• **The problem**: In this exercise, return the whole listing exactly, excluding any images.

• **Records for the task**:
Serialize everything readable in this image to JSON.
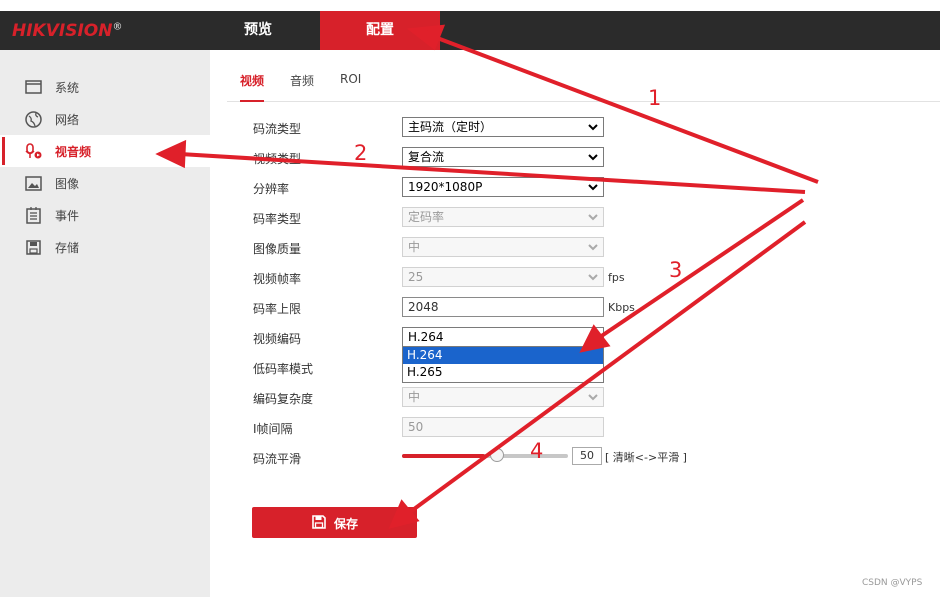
{
  "header": {
    "logo_text": "HIKVISION",
    "logo_mark": "®",
    "nav": [
      {
        "label": "预览",
        "active": false
      },
      {
        "label": "配置",
        "active": true
      }
    ]
  },
  "sidebar": {
    "items": [
      {
        "label": "系统",
        "icon": "monitor-icon"
      },
      {
        "label": "网络",
        "icon": "globe-icon"
      },
      {
        "label": "视音频",
        "icon": "mic-camera-icon",
        "active": true
      },
      {
        "label": "图像",
        "icon": "image-icon"
      },
      {
        "label": "事件",
        "icon": "list-icon"
      },
      {
        "label": "存储",
        "icon": "disk-icon"
      }
    ]
  },
  "subtabs": [
    {
      "label": "视频",
      "active": true
    },
    {
      "label": "音频"
    },
    {
      "label": "ROI"
    }
  ],
  "form": {
    "stream_type": {
      "label": "码流类型",
      "value": "主码流（定时）"
    },
    "video_type": {
      "label": "视频类型",
      "value": "复合流"
    },
    "resolution": {
      "label": "分辨率",
      "value": "1920*1080P"
    },
    "bitrate_type": {
      "label": "码率类型",
      "value": "定码率"
    },
    "image_quality": {
      "label": "图像质量",
      "value": "中"
    },
    "frame_rate": {
      "label": "视频帧率",
      "value": "25",
      "unit": "fps"
    },
    "bitrate_limit": {
      "label": "码率上限",
      "value": "2048",
      "unit": "Kbps"
    },
    "video_codec": {
      "label": "视频编码",
      "value": "H.264",
      "options": [
        "H.264",
        "H.265"
      ]
    },
    "low_bitrate_mode": {
      "label": "低码率模式"
    },
    "codec_complexity": {
      "label": "编码复杂度",
      "value": "中"
    },
    "iframe_interval": {
      "label": "I帧间隔",
      "value": "50"
    },
    "stream_smoothing": {
      "label": "码流平滑",
      "value": "50",
      "level": 0.5,
      "hint": "[ 清晰<->平滑 ]"
    }
  },
  "save": {
    "label": "保存",
    "icon": "save-icon"
  },
  "annotations": {
    "steps": [
      "1",
      "2",
      "3",
      "4"
    ],
    "color": "#e0202a"
  },
  "watermark": "CSDN @VYPS",
  "colors": {
    "accent": "#d7212a",
    "header_bg": "#2b2b2b",
    "sidebar_bg": "#ececec",
    "select_highlight": "#1a64cc"
  }
}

• **The response**:
Serialize everything readable in this image to JSON.
{
  "header": {
    "logo_text": "HIKVISION",
    "logo_mark": "®",
    "nav": [
      {
        "label": "预览",
        "active": false
      },
      {
        "label": "配置",
        "active": true
      }
    ]
  },
  "sidebar": {
    "items": [
      {
        "label": "系统",
        "icon": "monitor-icon"
      },
      {
        "label": "网络",
        "icon": "globe-icon"
      },
      {
        "label": "视音频",
        "icon": "mic-camera-icon",
        "active": true
      },
      {
        "label": "图像",
        "icon": "image-icon"
      },
      {
        "label": "事件",
        "icon": "list-icon"
      },
      {
        "label": "存储",
        "icon": "disk-icon"
      }
    ]
  },
  "subtabs": [
    {
      "label": "视频",
      "active": true
    },
    {
      "label": "音频"
    },
    {
      "label": "ROI"
    }
  ],
  "form": {
    "stream_type": {
      "label": "码流类型",
      "value": "主码流（定时）"
    },
    "video_type": {
      "label": "视频类型",
      "value": "复合流"
    },
    "resolution": {
      "label": "分辨率",
      "value": "1920*1080P"
    },
    "bitrate_type": {
      "label": "码率类型",
      "value": "定码率"
    },
    "image_quality": {
      "label": "图像质量",
      "value": "中"
    },
    "frame_rate": {
      "label": "视频帧率",
      "value": "25",
      "unit": "fps"
    },
    "bitrate_limit": {
      "label": "码率上限",
      "value": "2048",
      "unit": "Kbps"
    },
    "video_codec": {
      "label": "视频编码",
      "value": "H.264",
      "options": [
        "H.264",
        "H.265"
      ]
    },
    "low_bitrate_mode": {
      "label": "低码率模式"
    },
    "codec_complexity": {
      "label": "编码复杂度",
      "value": "中"
    },
    "iframe_interval": {
      "label": "I帧间隔",
      "value": "50"
    },
    "stream_smoothing": {
      "label": "码流平滑",
      "value": "50",
      "level": 0.5,
      "hint": "[ 清晰<->平滑 ]"
    }
  },
  "save": {
    "label": "保存",
    "icon": "save-icon"
  },
  "annotations": {
    "steps": [
      "1",
      "2",
      "3",
      "4"
    ],
    "color": "#e0202a"
  },
  "watermark": "CSDN @VYPS",
  "colors": {
    "accent": "#d7212a",
    "header_bg": "#2b2b2b",
    "sidebar_bg": "#ececec",
    "select_highlight": "#1a64cc"
  }
}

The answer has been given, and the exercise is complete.